Document page text data:
-------

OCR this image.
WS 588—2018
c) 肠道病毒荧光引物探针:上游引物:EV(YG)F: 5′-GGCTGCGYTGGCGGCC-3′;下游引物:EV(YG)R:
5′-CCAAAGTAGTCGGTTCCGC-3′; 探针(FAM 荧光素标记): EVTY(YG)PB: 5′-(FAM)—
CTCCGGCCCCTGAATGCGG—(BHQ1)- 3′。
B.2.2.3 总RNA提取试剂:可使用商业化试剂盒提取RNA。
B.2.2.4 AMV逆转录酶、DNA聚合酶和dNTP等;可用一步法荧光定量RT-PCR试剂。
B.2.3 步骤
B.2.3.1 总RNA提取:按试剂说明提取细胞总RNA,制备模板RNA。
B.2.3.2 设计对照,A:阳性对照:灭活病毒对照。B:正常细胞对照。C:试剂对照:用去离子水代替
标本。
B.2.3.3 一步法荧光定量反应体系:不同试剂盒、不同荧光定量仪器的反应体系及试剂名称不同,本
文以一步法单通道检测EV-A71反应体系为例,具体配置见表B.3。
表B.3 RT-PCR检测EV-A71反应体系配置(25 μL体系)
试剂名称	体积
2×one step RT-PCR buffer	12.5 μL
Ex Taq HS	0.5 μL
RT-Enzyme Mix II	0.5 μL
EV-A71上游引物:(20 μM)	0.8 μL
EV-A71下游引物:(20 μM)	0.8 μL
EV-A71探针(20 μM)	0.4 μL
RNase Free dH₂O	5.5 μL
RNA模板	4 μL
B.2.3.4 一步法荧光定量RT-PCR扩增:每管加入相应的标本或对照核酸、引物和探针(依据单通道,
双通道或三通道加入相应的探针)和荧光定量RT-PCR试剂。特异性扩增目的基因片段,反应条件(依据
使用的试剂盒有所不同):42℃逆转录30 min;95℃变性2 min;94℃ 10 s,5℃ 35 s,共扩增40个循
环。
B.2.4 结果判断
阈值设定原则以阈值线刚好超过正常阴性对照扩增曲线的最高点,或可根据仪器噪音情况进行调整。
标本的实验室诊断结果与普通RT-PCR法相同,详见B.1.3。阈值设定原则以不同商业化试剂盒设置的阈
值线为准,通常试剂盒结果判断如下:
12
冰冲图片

-------

WHAT IS EXPECTED: Could I ask you to return the records exactly and in full?

ANSWER AREA:
OCR this image.
WS 588—2018
c) 肠道病毒荧光引物探针:上游引物:EV(YG)F: 5′-GGCTGCGYTGGCGGCC-3′;下游引物:EV(YG)R:
5′-CCAAAGTAGTCGGTTCCGC-3′; 探针(FAM 荧光素标记): EVTY(YG)PB: 5′-(FAM)—
CTCCGGCCCCTGAATGCGG—(BHQ1)- 3′。
B.2.2.3 总RNA提取试剂:可使用商业化试剂盒提取RNA。
B.2.2.4 AMV逆转录酶、DNA聚合酶和dNTP等;可用一步法荧光定量RT-PCR试剂。
B.2.3 步骤
B.2.3.1 总RNA提取:按试剂说明提取细胞总RNA,制备模板RNA。
B.2.3.2 设计对照,A:阳性对照:灭活病毒对照。B:正常细胞对照。C:试剂对照:用去离子水代替
标本。
B.2.3.3 一步法荧光定量反应体系:不同试剂盒、不同荧光定量仪器的反应体系及试剂名称不同,本
文以一步法单通道检测EV-A71反应体系为例,具体配置见表B.3。
表B.3 RT-PCR检测EV-A71反应体系配置(25 μL体系)
试剂名称	体积
2×one step RT-PCR buffer	12.5 μL
Ex Taq HS	0.5 μL
RT-Enzyme Mix II	0.5 μL
EV-A71上游引物:(20 μM)	0.8 μL
EV-A71下游引物:(20 μM)	0.8 μL
EV-A71探针(20 μM)	0.4 μL
RNase Free dH₂O	5.5 μL
RNA模板	4 μL
B.2.3.4 一步法荧光定量RT-PCR扩增:每管加入相应的标本或对照核酸、引物和探针(依据单通道,
双通道或三通道加入相应的探针)和荧光定量RT-PCR试剂。特异性扩增目的基因片段,反应条件(依据
使用的试剂盒有所不同):42℃逆转录30 min;95℃变性2 min;94℃ 10 s,5℃ 35 s,共扩增40个循
环。
B.2.4 结果判断
阈值设定原则以阈值线刚好超过正常阴性对照扩增曲线的最高点,或可根据仪器噪音情况进行调整。
标本的实验室诊断结果与普通RT-PCR法相同,详见B.1.3。阈值设定原则以不同商业化试剂盒设置的阈
值线为准,通常试剂盒结果判断如下:
12
冰冲图片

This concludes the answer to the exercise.